* YOUR INSTRUCTIONS
The data below should be restated word for word, with every picture omitted.

* TASK MATERIAL
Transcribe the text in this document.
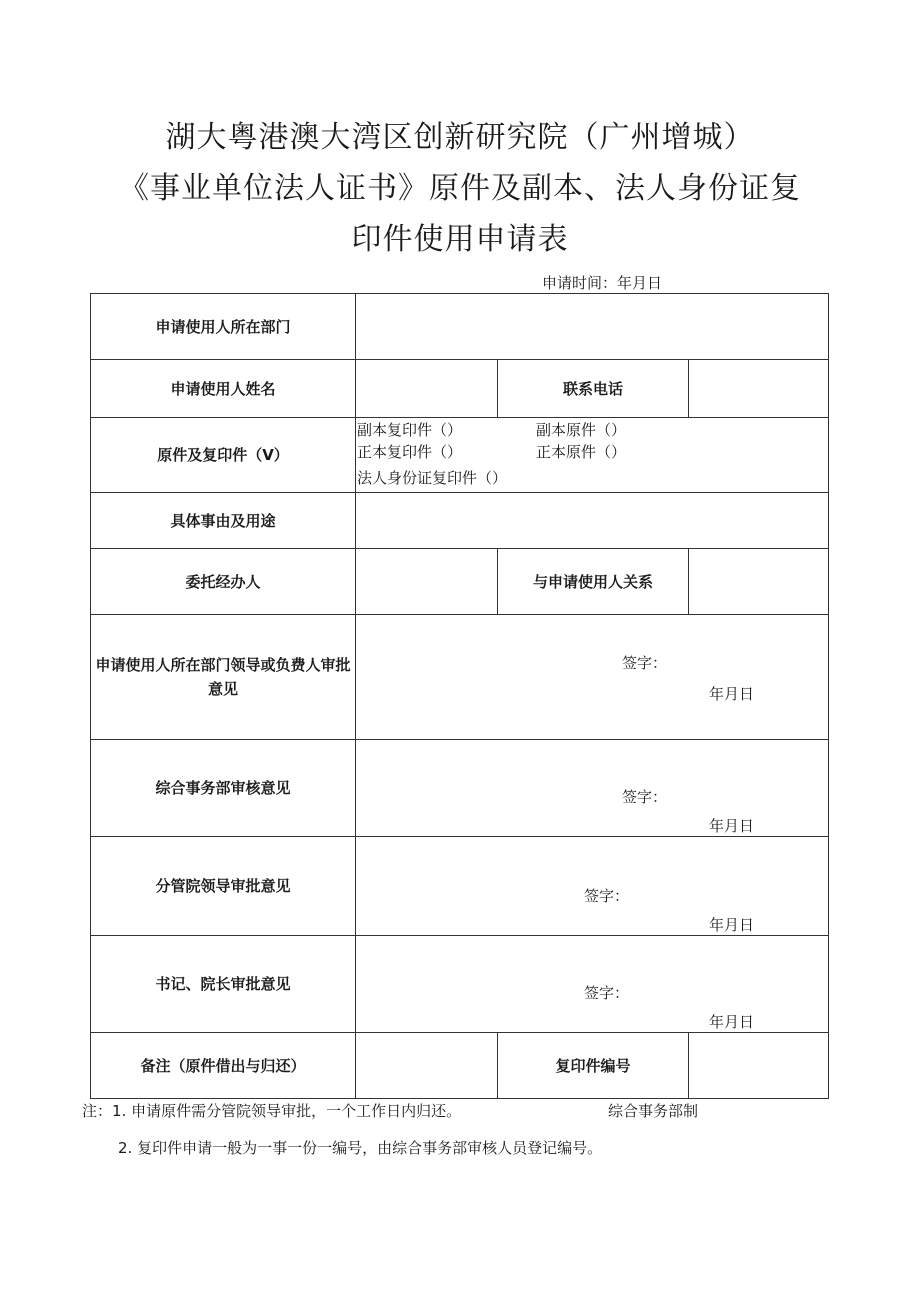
湖大粤港澳大湾区创新研究院（广州增城）
《事业单位法人证书》原件及副本、法人身份证复
印件使用申请表
申请时间：年月日
申请使用人所在部门
申请使用人姓名	联系电话
原件及复印件（V）
副本复印件（）	副本原件（）
正本复印件（）	正本原件（）
法人身份证复印件（）
具体事由及用途
委托经办人	与申请使用人关系
申请使用人所在部门领导或负费人审批意见
签字：
年月日
综合事务部审核意见	签字：
年月日
分管院领导审批意见
签字：
年月日
书记、院长审批意见	签字：
年月日
备注（原件借出与归还）	复印件编号
注：1. 申请原件需分管院领导审批，一个工作日内归还。	综合事务部制
2. 复印件申请一般为一事一份一编号，由综合事务部审核人员登记编号。
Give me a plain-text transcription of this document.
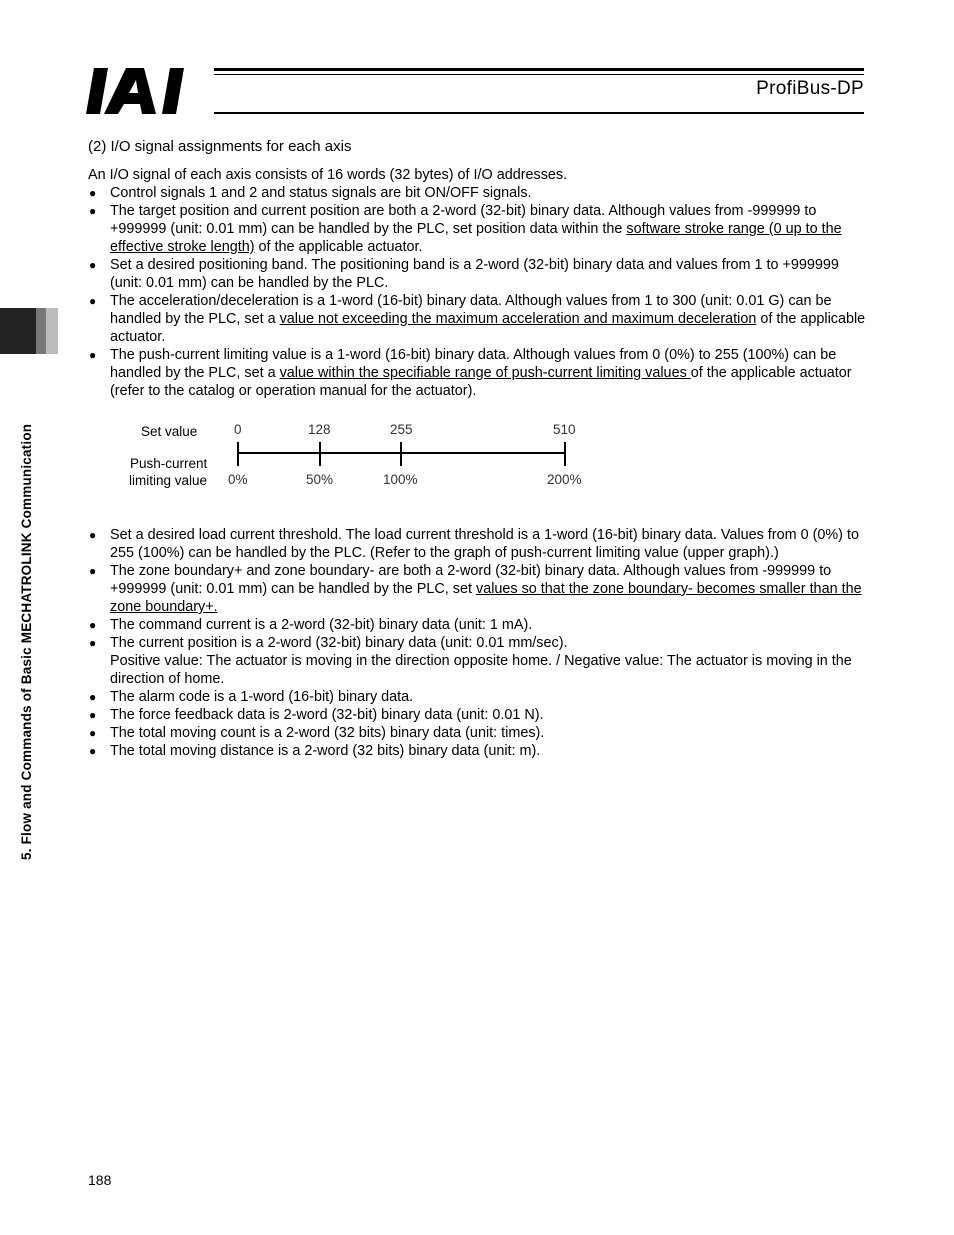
ProfiBus-DP
5. Flow and Commands of Basic MECHATROLINK Communication
(2) I/O signal assignments for each axis

An I/O signal of each axis consists of 16 words (32 bytes) of I/O addresses.

● Control signals 1 and 2 and status signals are bit ON/OFF signals.
● The target position and current position are both a 2-word (32-bit) binary data. Although values from -999999 to +999999 (unit: 0.01 mm) can be handled by the PLC, set position data within the software stroke range (0 up to the effective stroke length) of the applicable actuator.
● Set a desired positioning band. The positioning band is a 2-word (32-bit) binary data and values from 1 to +999999 (unit: 0.01 mm) can be handled by the PLC.
● The acceleration/deceleration is a 1-word (16-bit) binary data. Although values from 1 to 300 (unit: 0.01 G) can be handled by the PLC, set a value not exceeding the maximum acceleration and maximum deceleration of the applicable actuator.
● The push-current limiting value is a 1-word (16-bit) binary data. Although values from 0 (0%) to 255 (100%) can be handled by the PLC, set a value within the specifiable range of push-current limiting values of the applicable actuator (refer to the catalog or operation manual for the actuator).
Set value
Push-current
limiting value
0	128	255	510
0%	50%	100%	200%
● Set a desired load current threshold. The load current threshold is a 1-word (16-bit) binary data. Values from 0 (0%) to 255 (100%) can be handled by the PLC. (Refer to the graph of push-current limiting value (upper graph).)
● The zone boundary+ and zone boundary- are both a 2-word (32-bit) binary data. Although values from -999999 to +999999 (unit: 0.01 mm) can be handled by the PLC, set values so that the zone boundary- becomes smaller than the zone boundary+.
● The command current is a 2-word (32-bit) binary data (unit: 1 mA).
● The current position is a 2-word (32-bit) binary data (unit: 0.01 mm/sec).
Positive value: The actuator is moving in the direction opposite home. / Negative value: The actuator is moving in the direction of home.
● The alarm code is a 1-word (16-bit) binary data.
● The force feedback data is 2-word (32-bit) binary data (unit: 0.01 N).
● The total moving count is a 2-word (32 bits) binary data (unit: times).
● The total moving distance is a 2-word (32 bits) binary data (unit: m).
188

* FINISHED EXERCISE
Transcribe the text in this document.
湖大粤港澳大湾区创新研究院（广州增城）
《事业单位法人证书》原件及副本、法人身份证复
印件使用申请表
申请时间：年月日
申请使用人所在部门
申请使用人姓名	联系电话
原件及复印件（V）
副本复印件（）	副本原件（）
正本复印件（）	正本原件（）
法人身份证复印件（）
具体事由及用途
委托经办人	与申请使用人关系
申请使用人所在部门领导或负费人审批意见
签字：
年月日
综合事务部审核意见	签字：
年月日
分管院领导审批意见
签字：
年月日
书记、院长审批意见	签字：
年月日
备注（原件借出与归还）	复印件编号
注：1. 申请原件需分管院领导审批，一个工作日内归还。	综合事务部制
2. 复印件申请一般为一事一份一编号，由综合事务部审核人员登记编号。
Give me a plain-text transcription of this document.
ProfiBus-DP
5. Flow and Commands of Basic MECHATROLINK Communication
(2) I/O signal assignments for each axis

An I/O signal of each axis consists of 16 words (32 bytes) of I/O addresses.

● Control signals 1 and 2 and status signals are bit ON/OFF signals.
● The target position and current position are both a 2-word (32-bit) binary data. Although values from -999999 to +999999 (unit: 0.01 mm) can be handled by the PLC, set position data within the software stroke range (0 up to the effective stroke length) of the applicable actuator.
● Set a desired positioning band. The positioning band is a 2-word (32-bit) binary data and values from 1 to +999999 (unit: 0.01 mm) can be handled by the PLC.
● The acceleration/deceleration is a 1-word (16-bit) binary data. Although values from 1 to 300 (unit: 0.01 G) can be handled by the PLC, set a value not exceeding the maximum acceleration and maximum deceleration of the applicable actuator.
● The push-current limiting value is a 1-word (16-bit) binary data. Although values from 0 (0%) to 255 (100%) can be handled by the PLC, set a value within the specifiable range of push-current limiting values of the applicable actuator (refer to the catalog or operation manual for the actuator).
Set value
Push-current
limiting value
0	128	255	510
0%	50%	100%	200%
● Set a desired load current threshold. The load current threshold is a 1-word (16-bit) binary data. Values from 0 (0%) to 255 (100%) can be handled by the PLC. (Refer to the graph of push-current limiting value (upper graph).)
● The zone boundary+ and zone boundary- are both a 2-word (32-bit) binary data. Although values from -999999 to +999999 (unit: 0.01 mm) can be handled by the PLC, set values so that the zone boundary- becomes smaller than the zone boundary+.
● The command current is a 2-word (32-bit) binary data (unit: 1 mA).
● The current position is a 2-word (32-bit) binary data (unit: 0.01 mm/sec).
Positive value: The actuator is moving in the direction opposite home. / Negative value: The actuator is moving in the direction of home.
● The alarm code is a 1-word (16-bit) binary data.
● The force feedback data is 2-word (32-bit) binary data (unit: 0.01 N).
● The total moving count is a 2-word (32 bits) binary data (unit: times).
● The total moving distance is a 2-word (32 bits) binary data (unit: m).
188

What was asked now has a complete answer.